No record may be left out; print them all verbatim.

START Data for processing

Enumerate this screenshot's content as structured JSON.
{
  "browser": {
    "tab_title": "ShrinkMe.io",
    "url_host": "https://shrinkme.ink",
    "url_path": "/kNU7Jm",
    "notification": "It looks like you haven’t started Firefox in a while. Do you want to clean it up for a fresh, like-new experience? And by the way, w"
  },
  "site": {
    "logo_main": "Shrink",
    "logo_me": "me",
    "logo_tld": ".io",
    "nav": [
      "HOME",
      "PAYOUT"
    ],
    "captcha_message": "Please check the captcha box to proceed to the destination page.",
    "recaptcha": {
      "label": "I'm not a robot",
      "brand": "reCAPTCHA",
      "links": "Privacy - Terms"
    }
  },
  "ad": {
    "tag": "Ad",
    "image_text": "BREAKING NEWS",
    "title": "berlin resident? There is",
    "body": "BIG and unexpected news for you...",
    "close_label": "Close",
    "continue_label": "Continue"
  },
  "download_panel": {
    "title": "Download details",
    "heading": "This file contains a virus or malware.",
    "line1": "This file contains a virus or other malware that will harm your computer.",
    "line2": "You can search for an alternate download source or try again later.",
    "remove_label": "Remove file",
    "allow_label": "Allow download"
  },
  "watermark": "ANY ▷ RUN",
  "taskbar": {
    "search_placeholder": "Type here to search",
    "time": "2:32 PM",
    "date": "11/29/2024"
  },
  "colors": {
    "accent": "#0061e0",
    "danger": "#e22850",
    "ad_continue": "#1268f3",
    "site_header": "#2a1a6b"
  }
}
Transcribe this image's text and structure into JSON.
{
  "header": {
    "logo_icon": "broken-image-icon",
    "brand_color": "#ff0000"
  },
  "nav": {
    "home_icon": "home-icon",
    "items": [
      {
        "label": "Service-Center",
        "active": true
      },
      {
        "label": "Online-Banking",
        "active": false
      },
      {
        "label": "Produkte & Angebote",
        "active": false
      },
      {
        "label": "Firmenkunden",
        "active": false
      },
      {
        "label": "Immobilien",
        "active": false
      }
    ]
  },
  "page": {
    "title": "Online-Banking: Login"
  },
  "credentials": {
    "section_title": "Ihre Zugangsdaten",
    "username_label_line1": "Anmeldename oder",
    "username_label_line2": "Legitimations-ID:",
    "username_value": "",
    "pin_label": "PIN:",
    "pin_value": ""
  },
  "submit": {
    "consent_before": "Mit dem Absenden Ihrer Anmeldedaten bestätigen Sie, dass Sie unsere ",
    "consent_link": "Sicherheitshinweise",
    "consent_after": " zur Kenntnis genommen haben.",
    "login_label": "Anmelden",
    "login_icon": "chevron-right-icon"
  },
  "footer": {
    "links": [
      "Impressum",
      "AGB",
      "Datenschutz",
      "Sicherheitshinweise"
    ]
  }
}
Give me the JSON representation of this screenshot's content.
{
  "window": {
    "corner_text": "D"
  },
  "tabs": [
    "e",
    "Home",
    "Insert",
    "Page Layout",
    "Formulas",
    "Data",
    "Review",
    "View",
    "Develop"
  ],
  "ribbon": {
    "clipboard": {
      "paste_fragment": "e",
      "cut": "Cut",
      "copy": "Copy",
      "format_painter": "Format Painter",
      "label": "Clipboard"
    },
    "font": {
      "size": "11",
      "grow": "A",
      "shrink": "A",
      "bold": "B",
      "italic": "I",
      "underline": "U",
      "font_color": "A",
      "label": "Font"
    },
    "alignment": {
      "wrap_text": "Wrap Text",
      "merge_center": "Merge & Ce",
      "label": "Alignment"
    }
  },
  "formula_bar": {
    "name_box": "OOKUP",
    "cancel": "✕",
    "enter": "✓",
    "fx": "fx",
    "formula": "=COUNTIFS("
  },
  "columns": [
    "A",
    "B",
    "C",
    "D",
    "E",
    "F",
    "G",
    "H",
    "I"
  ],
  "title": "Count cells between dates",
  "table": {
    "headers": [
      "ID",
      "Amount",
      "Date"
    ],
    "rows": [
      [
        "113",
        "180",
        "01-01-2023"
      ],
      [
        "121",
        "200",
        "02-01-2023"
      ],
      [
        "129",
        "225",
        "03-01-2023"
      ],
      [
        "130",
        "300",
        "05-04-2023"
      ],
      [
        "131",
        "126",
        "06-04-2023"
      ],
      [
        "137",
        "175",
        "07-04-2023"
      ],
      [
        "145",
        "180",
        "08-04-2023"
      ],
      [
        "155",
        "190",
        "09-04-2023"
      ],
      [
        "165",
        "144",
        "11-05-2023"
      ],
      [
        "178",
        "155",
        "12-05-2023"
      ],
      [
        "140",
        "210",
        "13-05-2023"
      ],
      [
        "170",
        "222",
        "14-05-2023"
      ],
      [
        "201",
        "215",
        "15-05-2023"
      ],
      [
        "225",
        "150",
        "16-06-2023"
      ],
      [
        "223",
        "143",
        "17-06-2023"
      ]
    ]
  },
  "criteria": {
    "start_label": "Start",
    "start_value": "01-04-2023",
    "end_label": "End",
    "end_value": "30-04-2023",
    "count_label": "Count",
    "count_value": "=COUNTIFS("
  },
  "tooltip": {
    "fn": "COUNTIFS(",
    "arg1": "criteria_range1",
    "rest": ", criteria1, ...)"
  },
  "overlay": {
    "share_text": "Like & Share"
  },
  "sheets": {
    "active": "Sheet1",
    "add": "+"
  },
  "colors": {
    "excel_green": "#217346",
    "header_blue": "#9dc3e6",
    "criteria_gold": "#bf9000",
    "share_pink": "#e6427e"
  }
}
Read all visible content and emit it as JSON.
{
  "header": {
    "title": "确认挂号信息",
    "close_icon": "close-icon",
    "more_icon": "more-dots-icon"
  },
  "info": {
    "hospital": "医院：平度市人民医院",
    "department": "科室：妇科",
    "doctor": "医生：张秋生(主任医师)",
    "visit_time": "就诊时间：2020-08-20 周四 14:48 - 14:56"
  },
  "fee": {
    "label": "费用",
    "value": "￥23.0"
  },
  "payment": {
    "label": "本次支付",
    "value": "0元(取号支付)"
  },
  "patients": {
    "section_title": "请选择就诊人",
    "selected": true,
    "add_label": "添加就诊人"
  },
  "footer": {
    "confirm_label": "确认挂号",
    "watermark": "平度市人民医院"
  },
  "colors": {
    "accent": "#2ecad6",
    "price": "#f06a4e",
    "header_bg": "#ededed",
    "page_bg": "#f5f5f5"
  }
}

END Data for processing

- Exercise output
Enumerate this screenshot's content as structured JSON.
{
  "browser": {
    "tab_title": "ShrinkMe.io",
    "url_host": "https://shrinkme.ink",
    "url_path": "/kNU7Jm",
    "notification": "It looks like you haven’t started Firefox in a while. Do you want to clean it up for a fresh, like-new experience? And by the way, w"
  },
  "site": {
    "logo_main": "Shrink",
    "logo_me": "me",
    "logo_tld": ".io",
    "nav": [
      "HOME",
      "PAYOUT"
    ],
    "captcha_message": "Please check the captcha box to proceed to the destination page.",
    "recaptcha": {
      "label": "I'm not a robot",
      "brand": "reCAPTCHA",
      "links": "Privacy - Terms"
    }
  },
  "ad": {
    "tag": "Ad",
    "image_text": "BREAKING NEWS",
    "title": "berlin resident? There is",
    "body": "BIG and unexpected news for you...",
    "close_label": "Close",
    "continue_label": "Continue"
  },
  "download_panel": {
    "title": "Download details",
    "heading": "This file contains a virus or malware.",
    "line1": "This file contains a virus or other malware that will harm your computer.",
    "line2": "You can search for an alternate download source or try again later.",
    "remove_label": "Remove file",
    "allow_label": "Allow download"
  },
  "watermark": "ANY ▷ RUN",
  "taskbar": {
    "search_placeholder": "Type here to search",
    "time": "2:32 PM",
    "date": "11/29/2024"
  },
  "colors": {
    "accent": "#0061e0",
    "danger": "#e22850",
    "ad_continue": "#1268f3",
    "site_header": "#2a1a6b"
  }
}
Transcribe this image's text and structure into JSON.
{
  "header": {
    "logo_icon": "broken-image-icon",
    "brand_color": "#ff0000"
  },
  "nav": {
    "home_icon": "home-icon",
    "items": [
      {
        "label": "Service-Center",
        "active": true
      },
      {
        "label": "Online-Banking",
        "active": false
      },
      {
        "label": "Produkte & Angebote",
        "active": false
      },
      {
        "label": "Firmenkunden",
        "active": false
      },
      {
        "label": "Immobilien",
        "active": false
      }
    ]
  },
  "page": {
    "title": "Online-Banking: Login"
  },
  "credentials": {
    "section_title": "Ihre Zugangsdaten",
    "username_label_line1": "Anmeldename oder",
    "username_label_line2": "Legitimations-ID:",
    "username_value": "",
    "pin_label": "PIN:",
    "pin_value": ""
  },
  "submit": {
    "consent_before": "Mit dem Absenden Ihrer Anmeldedaten bestätigen Sie, dass Sie unsere ",
    "consent_link": "Sicherheitshinweise",
    "consent_after": " zur Kenntnis genommen haben.",
    "login_label": "Anmelden",
    "login_icon": "chevron-right-icon"
  },
  "footer": {
    "links": [
      "Impressum",
      "AGB",
      "Datenschutz",
      "Sicherheitshinweise"
    ]
  }
}
Give me the JSON representation of this screenshot's content.
{
  "window": {
    "corner_text": "D"
  },
  "tabs": [
    "e",
    "Home",
    "Insert",
    "Page Layout",
    "Formulas",
    "Data",
    "Review",
    "View",
    "Develop"
  ],
  "ribbon": {
    "clipboard": {
      "paste_fragment": "e",
      "cut": "Cut",
      "copy": "Copy",
      "format_painter": "Format Painter",
      "label": "Clipboard"
    },
    "font": {
      "size": "11",
      "grow": "A",
      "shrink": "A",
      "bold": "B",
      "italic": "I",
      "underline": "U",
      "font_color": "A",
      "label": "Font"
    },
    "alignment": {
      "wrap_text": "Wrap Text",
      "merge_center": "Merge & Ce",
      "label": "Alignment"
    }
  },
  "formula_bar": {
    "name_box": "OOKUP",
    "cancel": "✕",
    "enter": "✓",
    "fx": "fx",
    "formula": "=COUNTIFS("
  },
  "columns": [
    "A",
    "B",
    "C",
    "D",
    "E",
    "F",
    "G",
    "H",
    "I"
  ],
  "title": "Count cells between dates",
  "table": {
    "headers": [
      "ID",
      "Amount",
      "Date"
    ],
    "rows": [
      [
        "113",
        "180",
        "01-01-2023"
      ],
      [
        "121",
        "200",
        "02-01-2023"
      ],
      [
        "129",
        "225",
        "03-01-2023"
      ],
      [
        "130",
        "300",
        "05-04-2023"
      ],
      [
        "131",
        "126",
        "06-04-2023"
      ],
      [
        "137",
        "175",
        "07-04-2023"
      ],
      [
        "145",
        "180",
        "08-04-2023"
      ],
      [
        "155",
        "190",
        "09-04-2023"
      ],
      [
        "165",
        "144",
        "11-05-2023"
      ],
      [
        "178",
        "155",
        "12-05-2023"
      ],
      [
        "140",
        "210",
        "13-05-2023"
      ],
      [
        "170",
        "222",
        "14-05-2023"
      ],
      [
        "201",
        "215",
        "15-05-2023"
      ],
      [
        "225",
        "150",
        "16-06-2023"
      ],
      [
        "223",
        "143",
        "17-06-2023"
      ]
    ]
  },
  "criteria": {
    "start_label": "Start",
    "start_value": "01-04-2023",
    "end_label": "End",
    "end_value": "30-04-2023",
    "count_label": "Count",
    "count_value": "=COUNTIFS("
  },
  "tooltip": {
    "fn": "COUNTIFS(",
    "arg1": "criteria_range1",
    "rest": ", criteria1, ...)"
  },
  "overlay": {
    "share_text": "Like & Share"
  },
  "sheets": {
    "active": "Sheet1",
    "add": "+"
  },
  "colors": {
    "excel_green": "#217346",
    "header_blue": "#9dc3e6",
    "criteria_gold": "#bf9000",
    "share_pink": "#e6427e"
  }
}
Read all visible content and emit it as JSON.
{
  "header": {
    "title": "确认挂号信息",
    "close_icon": "close-icon",
    "more_icon": "more-dots-icon"
  },
  "info": {
    "hospital": "医院：平度市人民医院",
    "department": "科室：妇科",
    "doctor": "医生：张秋生(主任医师)",
    "visit_time": "就诊时间：2020-08-20 周四 14:48 - 14:56"
  },
  "fee": {
    "label": "费用",
    "value": "￥23.0"
  },
  "payment": {
    "label": "本次支付",
    "value": "0元(取号支付)"
  },
  "patients": {
    "section_title": "请选择就诊人",
    "selected": true,
    "add_label": "添加就诊人"
  },
  "footer": {
    "confirm_label": "确认挂号",
    "watermark": "平度市人民医院"
  },
  "colors": {
    "accent": "#2ecad6",
    "price": "#f06a4e",
    "header_bg": "#ededed",
    "page_bg": "#f5f5f5"
  }
}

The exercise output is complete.